Reply only with how many lines contain the word "everywhere".

(Stored entries)
□ □ □

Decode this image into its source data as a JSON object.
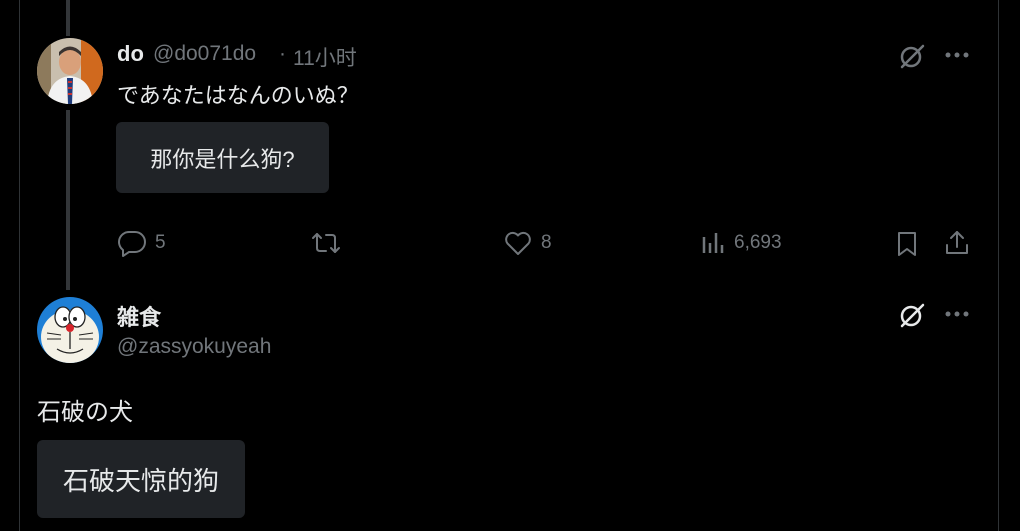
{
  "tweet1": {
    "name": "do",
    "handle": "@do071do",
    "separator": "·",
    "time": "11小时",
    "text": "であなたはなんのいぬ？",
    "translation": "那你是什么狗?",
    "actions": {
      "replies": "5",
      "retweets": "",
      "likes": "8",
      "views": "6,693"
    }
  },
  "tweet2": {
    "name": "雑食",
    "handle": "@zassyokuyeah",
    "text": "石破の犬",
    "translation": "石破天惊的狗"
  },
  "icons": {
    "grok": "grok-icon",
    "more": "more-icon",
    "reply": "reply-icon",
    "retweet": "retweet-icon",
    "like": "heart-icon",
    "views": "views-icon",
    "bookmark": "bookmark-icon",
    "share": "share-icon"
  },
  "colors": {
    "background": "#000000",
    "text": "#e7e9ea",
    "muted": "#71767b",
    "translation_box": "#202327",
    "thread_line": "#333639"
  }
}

□ □ □

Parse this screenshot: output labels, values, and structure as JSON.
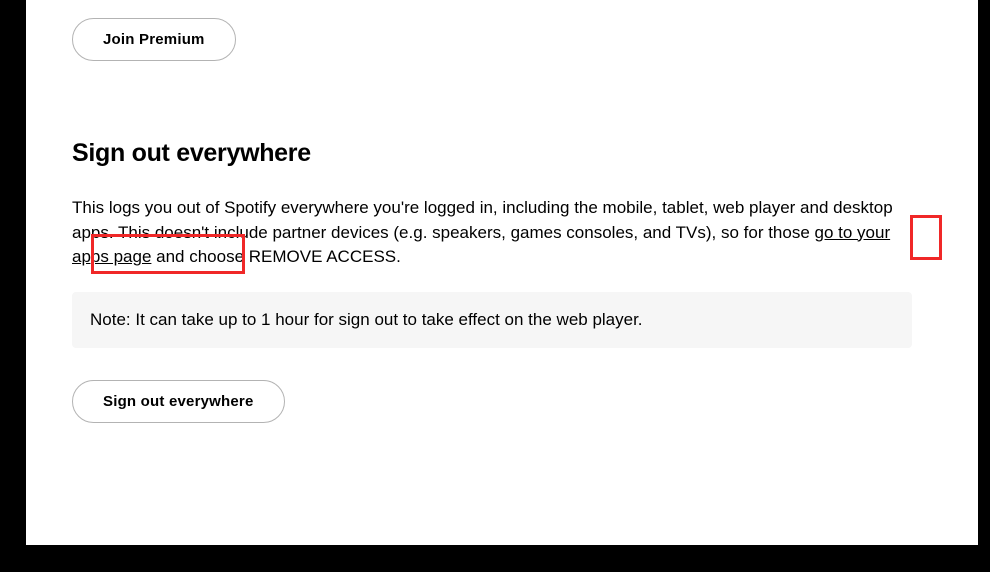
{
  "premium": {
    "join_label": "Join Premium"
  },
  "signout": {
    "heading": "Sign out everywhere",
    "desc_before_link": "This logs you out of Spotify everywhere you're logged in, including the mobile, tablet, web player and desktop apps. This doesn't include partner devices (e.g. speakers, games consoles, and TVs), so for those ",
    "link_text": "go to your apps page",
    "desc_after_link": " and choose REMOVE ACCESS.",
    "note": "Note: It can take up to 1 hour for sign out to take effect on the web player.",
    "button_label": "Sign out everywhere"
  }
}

□ □ □

> **Response for this exercise**: 3